---------- DATA SUPPLIED
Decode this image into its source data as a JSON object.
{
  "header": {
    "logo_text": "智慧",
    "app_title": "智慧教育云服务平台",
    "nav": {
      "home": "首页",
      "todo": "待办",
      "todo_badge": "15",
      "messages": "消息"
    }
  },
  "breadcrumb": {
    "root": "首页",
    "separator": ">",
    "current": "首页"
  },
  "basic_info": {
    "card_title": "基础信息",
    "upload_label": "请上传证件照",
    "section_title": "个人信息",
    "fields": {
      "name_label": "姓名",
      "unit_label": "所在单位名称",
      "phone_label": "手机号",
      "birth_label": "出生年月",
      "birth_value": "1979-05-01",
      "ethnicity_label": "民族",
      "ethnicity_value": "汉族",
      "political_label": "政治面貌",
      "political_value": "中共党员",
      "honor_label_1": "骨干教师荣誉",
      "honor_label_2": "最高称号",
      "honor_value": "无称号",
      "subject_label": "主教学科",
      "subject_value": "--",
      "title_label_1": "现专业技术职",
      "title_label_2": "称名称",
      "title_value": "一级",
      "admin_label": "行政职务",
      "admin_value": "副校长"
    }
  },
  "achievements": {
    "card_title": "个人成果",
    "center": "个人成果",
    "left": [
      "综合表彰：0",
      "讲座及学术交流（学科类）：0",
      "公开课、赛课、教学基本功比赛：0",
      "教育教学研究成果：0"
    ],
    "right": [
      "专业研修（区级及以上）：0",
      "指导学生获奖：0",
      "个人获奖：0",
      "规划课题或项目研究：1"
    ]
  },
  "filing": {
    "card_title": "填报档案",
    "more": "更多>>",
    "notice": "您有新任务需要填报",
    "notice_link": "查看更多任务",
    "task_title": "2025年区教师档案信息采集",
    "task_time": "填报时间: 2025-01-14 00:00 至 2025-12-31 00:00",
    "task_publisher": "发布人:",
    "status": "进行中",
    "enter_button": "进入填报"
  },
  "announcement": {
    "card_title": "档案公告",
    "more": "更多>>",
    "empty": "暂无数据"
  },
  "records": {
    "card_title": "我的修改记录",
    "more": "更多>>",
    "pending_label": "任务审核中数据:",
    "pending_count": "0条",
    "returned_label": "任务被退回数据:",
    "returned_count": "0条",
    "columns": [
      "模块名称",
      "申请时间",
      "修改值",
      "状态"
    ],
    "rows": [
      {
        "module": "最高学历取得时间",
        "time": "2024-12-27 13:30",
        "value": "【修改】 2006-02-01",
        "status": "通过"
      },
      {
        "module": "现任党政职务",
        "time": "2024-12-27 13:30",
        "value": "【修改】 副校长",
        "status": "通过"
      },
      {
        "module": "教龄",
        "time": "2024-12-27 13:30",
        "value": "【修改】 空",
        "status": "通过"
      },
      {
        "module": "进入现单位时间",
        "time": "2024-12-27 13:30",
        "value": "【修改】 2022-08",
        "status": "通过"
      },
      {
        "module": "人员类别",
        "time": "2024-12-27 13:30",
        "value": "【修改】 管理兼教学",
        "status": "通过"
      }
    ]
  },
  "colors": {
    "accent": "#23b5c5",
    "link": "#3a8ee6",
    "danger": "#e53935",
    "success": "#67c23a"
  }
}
--------------------
Copy out each line above, character for character.

Decode this image into its source data as a JSON object.
{
  "header": {
    "logo_text": "智慧",
    "app_title": "智慧教育云服务平台",
    "nav": {
      "home": "首页",
      "todo": "待办",
      "todo_badge": "15",
      "messages": "消息"
    }
  },
  "breadcrumb": {
    "root": "首页",
    "separator": ">",
    "current": "首页"
  },
  "basic_info": {
    "card_title": "基础信息",
    "upload_label": "请上传证件照",
    "section_title": "个人信息",
    "fields": {
      "name_label": "姓名",
      "unit_label": "所在单位名称",
      "phone_label": "手机号",
      "birth_label": "出生年月",
      "birth_value": "1979-05-01",
      "ethnicity_label": "民族",
      "ethnicity_value": "汉族",
      "political_label": "政治面貌",
      "political_value": "中共党员",
      "honor_label_1": "骨干教师荣誉",
      "honor_label_2": "最高称号",
      "honor_value": "无称号",
      "subject_label": "主教学科",
      "subject_value": "--",
      "title_label_1": "现专业技术职",
      "title_label_2": "称名称",
      "title_value": "一级",
      "admin_label": "行政职务",
      "admin_value": "副校长"
    }
  },
  "achievements": {
    "card_title": "个人成果",
    "center": "个人成果",
    "left": [
      "综合表彰：0",
      "讲座及学术交流（学科类）：0",
      "公开课、赛课、教学基本功比赛：0",
      "教育教学研究成果：0"
    ],
    "right": [
      "专业研修（区级及以上）：0",
      "指导学生获奖：0",
      "个人获奖：0",
      "规划课题或项目研究：1"
    ]
  },
  "filing": {
    "card_title": "填报档案",
    "more": "更多>>",
    "notice": "您有新任务需要填报",
    "notice_link": "查看更多任务",
    "task_title": "2025年区教师档案信息采集",
    "task_time": "填报时间: 2025-01-14 00:00 至 2025-12-31 00:00",
    "task_publisher": "发布人:",
    "status": "进行中",
    "enter_button": "进入填报"
  },
  "announcement": {
    "card_title": "档案公告",
    "more": "更多>>",
    "empty": "暂无数据"
  },
  "records": {
    "card_title": "我的修改记录",
    "more": "更多>>",
    "pending_label": "任务审核中数据:",
    "pending_count": "0条",
    "returned_label": "任务被退回数据:",
    "returned_count": "0条",
    "columns": [
      "模块名称",
      "申请时间",
      "修改值",
      "状态"
    ],
    "rows": [
      {
        "module": "最高学历取得时间",
        "time": "2024-12-27 13:30",
        "value": "【修改】 2006-02-01",
        "status": "通过"
      },
      {
        "module": "现任党政职务",
        "time": "2024-12-27 13:30",
        "value": "【修改】 副校长",
        "status": "通过"
      },
      {
        "module": "教龄",
        "time": "2024-12-27 13:30",
        "value": "【修改】 空",
        "status": "通过"
      },
      {
        "module": "进入现单位时间",
        "time": "2024-12-27 13:30",
        "value": "【修改】 2022-08",
        "status": "通过"
      },
      {
        "module": "人员类别",
        "time": "2024-12-27 13:30",
        "value": "【修改】 管理兼教学",
        "status": "通过"
      }
    ]
  },
  "colors": {
    "accent": "#23b5c5",
    "link": "#3a8ee6",
    "danger": "#e53935",
    "success": "#67c23a"
  }
}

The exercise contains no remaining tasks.